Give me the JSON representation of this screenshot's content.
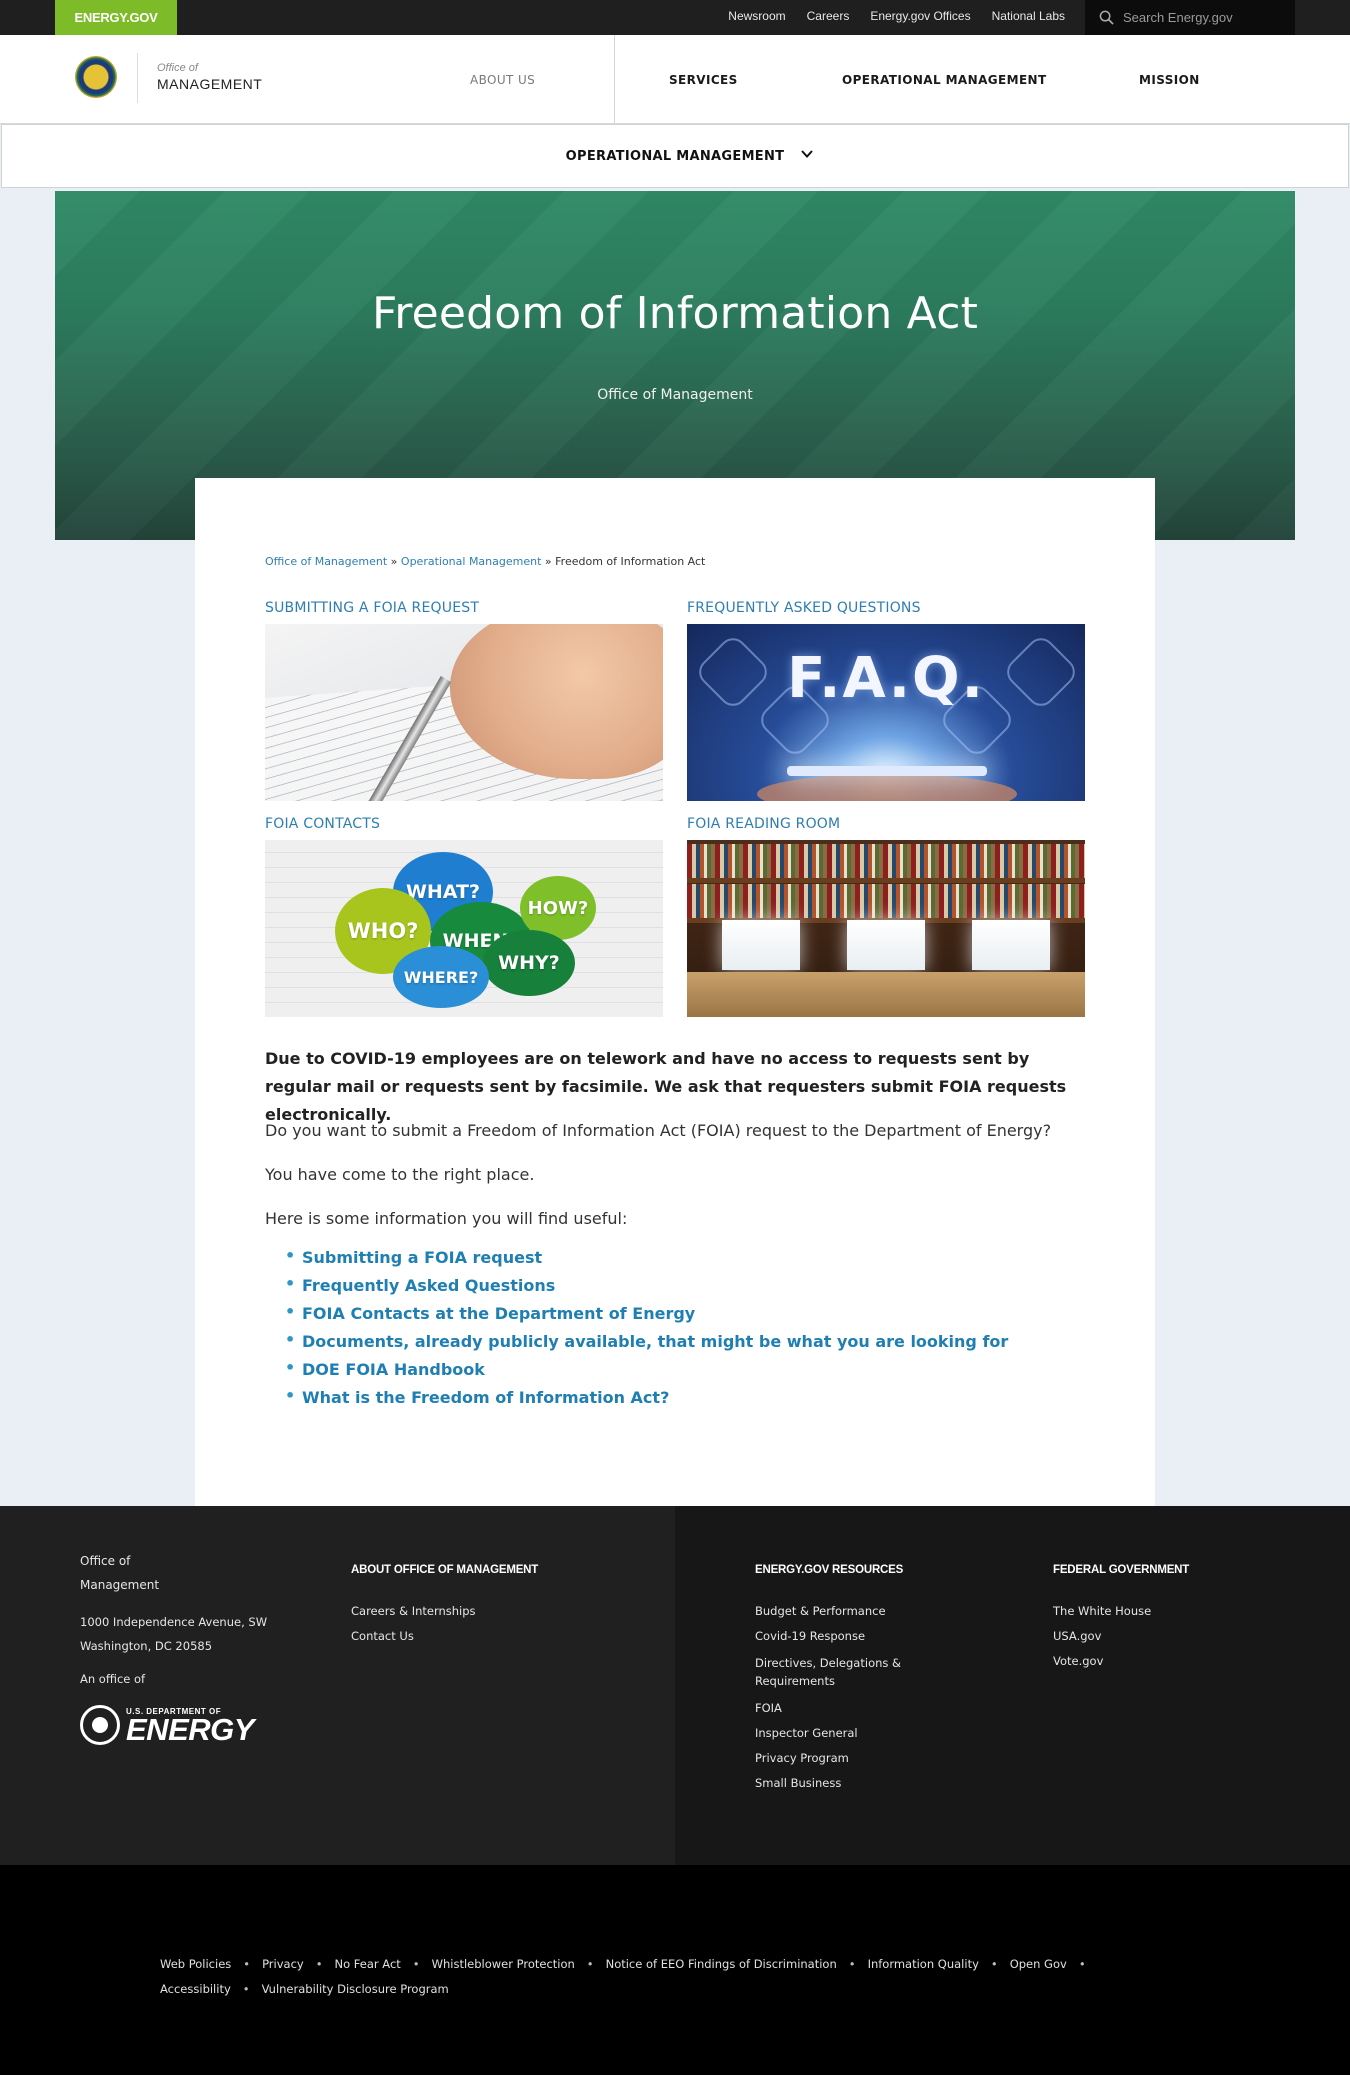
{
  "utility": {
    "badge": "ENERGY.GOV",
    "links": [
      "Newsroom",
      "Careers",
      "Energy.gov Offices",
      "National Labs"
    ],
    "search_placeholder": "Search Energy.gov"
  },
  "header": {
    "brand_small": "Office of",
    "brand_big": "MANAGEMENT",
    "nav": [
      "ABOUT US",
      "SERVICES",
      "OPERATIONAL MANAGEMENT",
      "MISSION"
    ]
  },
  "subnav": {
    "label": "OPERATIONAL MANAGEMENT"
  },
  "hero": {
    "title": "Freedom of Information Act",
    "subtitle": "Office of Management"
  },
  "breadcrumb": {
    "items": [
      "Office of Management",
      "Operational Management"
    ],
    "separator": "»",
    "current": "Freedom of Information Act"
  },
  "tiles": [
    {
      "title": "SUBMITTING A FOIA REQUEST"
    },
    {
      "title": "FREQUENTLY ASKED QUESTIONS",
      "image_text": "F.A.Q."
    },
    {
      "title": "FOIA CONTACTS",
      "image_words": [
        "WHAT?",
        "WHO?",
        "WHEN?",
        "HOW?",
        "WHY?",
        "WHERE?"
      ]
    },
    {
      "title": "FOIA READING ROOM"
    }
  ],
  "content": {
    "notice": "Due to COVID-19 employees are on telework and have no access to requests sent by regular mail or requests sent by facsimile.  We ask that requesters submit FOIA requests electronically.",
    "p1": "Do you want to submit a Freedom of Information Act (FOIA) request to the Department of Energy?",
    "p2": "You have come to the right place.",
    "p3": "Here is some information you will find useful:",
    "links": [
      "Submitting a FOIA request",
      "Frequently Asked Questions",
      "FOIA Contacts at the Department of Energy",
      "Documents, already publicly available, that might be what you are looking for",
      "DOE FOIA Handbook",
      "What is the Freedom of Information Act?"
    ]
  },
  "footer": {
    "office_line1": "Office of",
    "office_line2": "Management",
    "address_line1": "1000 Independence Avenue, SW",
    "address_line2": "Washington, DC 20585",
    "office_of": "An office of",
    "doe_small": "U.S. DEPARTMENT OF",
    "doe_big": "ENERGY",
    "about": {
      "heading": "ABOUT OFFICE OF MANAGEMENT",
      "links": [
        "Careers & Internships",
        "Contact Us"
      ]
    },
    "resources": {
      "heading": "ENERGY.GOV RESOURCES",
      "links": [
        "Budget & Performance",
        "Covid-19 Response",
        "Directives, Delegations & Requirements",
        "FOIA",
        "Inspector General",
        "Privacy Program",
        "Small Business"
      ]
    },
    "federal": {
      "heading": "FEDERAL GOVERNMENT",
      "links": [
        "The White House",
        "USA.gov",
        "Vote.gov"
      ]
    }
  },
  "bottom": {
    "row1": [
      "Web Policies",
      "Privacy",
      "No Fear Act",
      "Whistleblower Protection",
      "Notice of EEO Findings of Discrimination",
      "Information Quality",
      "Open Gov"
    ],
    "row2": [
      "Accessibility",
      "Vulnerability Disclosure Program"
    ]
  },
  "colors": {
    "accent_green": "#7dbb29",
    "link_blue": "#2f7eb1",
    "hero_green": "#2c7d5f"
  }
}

---

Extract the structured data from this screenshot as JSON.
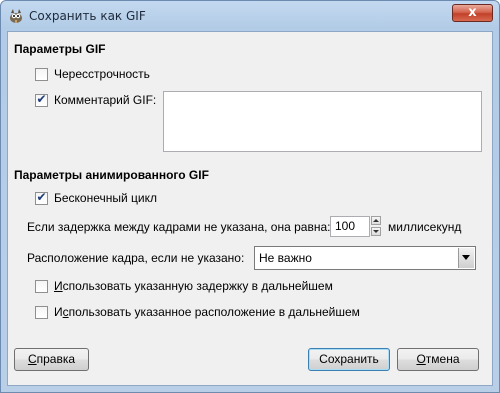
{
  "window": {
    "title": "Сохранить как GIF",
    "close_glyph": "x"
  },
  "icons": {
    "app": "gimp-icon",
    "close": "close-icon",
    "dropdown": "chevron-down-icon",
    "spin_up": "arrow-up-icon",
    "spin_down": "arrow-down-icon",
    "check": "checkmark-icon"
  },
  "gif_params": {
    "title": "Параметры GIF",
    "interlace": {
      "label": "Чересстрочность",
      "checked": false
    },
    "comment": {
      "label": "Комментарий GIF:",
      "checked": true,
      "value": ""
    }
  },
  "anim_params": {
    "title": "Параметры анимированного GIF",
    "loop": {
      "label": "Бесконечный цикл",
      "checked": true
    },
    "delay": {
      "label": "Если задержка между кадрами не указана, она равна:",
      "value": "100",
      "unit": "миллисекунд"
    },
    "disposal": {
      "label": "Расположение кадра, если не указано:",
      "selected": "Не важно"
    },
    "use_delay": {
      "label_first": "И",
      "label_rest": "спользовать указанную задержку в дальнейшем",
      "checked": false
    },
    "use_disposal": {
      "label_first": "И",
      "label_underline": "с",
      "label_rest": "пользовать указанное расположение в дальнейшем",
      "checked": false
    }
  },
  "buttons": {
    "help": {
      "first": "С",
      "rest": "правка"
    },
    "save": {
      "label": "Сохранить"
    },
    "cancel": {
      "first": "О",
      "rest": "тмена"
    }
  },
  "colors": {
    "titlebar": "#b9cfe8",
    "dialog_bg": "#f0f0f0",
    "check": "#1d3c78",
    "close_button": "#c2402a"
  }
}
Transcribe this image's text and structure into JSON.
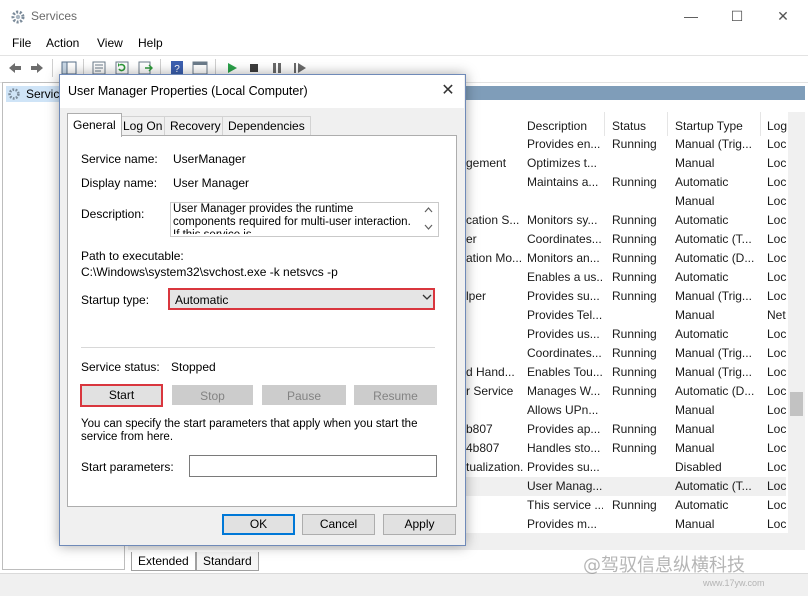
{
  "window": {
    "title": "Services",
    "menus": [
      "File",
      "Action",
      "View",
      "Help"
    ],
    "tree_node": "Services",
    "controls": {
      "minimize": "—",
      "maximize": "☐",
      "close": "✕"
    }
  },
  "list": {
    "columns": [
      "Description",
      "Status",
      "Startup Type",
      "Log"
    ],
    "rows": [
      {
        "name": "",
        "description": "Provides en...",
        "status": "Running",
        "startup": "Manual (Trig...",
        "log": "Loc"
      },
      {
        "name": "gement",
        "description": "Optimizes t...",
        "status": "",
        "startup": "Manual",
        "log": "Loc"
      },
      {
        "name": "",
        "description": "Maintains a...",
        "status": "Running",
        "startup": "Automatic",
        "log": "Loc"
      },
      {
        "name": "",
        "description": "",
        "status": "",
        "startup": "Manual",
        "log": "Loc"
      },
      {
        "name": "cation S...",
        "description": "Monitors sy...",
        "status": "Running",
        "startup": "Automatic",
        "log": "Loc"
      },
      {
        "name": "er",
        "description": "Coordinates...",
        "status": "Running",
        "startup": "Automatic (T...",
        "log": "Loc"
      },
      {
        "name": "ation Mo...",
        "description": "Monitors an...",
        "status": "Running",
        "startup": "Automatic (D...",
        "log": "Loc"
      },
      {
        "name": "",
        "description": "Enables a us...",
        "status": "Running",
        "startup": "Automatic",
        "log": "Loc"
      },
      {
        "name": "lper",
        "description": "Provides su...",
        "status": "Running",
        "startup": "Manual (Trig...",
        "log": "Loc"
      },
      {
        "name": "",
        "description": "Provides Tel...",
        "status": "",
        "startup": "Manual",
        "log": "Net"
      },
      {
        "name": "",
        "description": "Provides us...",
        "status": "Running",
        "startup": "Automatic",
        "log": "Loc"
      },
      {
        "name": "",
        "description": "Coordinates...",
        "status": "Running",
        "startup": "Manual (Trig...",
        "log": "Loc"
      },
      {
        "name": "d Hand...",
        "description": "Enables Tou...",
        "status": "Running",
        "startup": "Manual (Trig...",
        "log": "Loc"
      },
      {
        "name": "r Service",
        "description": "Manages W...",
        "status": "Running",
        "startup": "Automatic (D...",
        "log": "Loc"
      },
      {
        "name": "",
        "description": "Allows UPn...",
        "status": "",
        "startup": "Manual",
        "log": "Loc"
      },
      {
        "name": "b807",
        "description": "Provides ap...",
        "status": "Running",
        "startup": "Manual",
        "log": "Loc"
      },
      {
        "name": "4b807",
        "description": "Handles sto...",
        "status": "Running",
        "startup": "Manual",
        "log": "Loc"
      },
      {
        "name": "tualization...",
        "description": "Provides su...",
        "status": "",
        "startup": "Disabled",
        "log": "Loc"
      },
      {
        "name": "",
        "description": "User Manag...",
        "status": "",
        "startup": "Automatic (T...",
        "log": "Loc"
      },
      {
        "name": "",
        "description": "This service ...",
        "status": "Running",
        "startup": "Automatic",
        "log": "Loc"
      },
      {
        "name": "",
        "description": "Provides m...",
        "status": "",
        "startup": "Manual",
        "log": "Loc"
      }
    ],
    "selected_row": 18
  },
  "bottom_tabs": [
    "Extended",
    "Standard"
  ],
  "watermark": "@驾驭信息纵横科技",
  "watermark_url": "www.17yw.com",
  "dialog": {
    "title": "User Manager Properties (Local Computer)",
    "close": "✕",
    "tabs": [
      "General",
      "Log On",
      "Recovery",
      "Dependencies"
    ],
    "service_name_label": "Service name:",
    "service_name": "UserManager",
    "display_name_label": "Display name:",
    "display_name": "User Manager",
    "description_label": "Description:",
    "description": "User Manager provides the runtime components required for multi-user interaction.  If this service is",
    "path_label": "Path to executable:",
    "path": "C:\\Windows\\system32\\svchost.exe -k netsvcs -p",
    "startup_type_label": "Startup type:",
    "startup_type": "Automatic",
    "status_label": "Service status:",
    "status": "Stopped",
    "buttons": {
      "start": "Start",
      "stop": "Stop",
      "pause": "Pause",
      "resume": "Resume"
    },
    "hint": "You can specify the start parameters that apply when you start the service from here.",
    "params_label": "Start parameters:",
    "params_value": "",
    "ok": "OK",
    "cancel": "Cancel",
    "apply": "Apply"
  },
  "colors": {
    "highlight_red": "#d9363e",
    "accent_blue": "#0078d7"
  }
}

— Stated goal —
Report how many lines of the listing above include the word "that". Say nothing but the number.

— Correct response —
3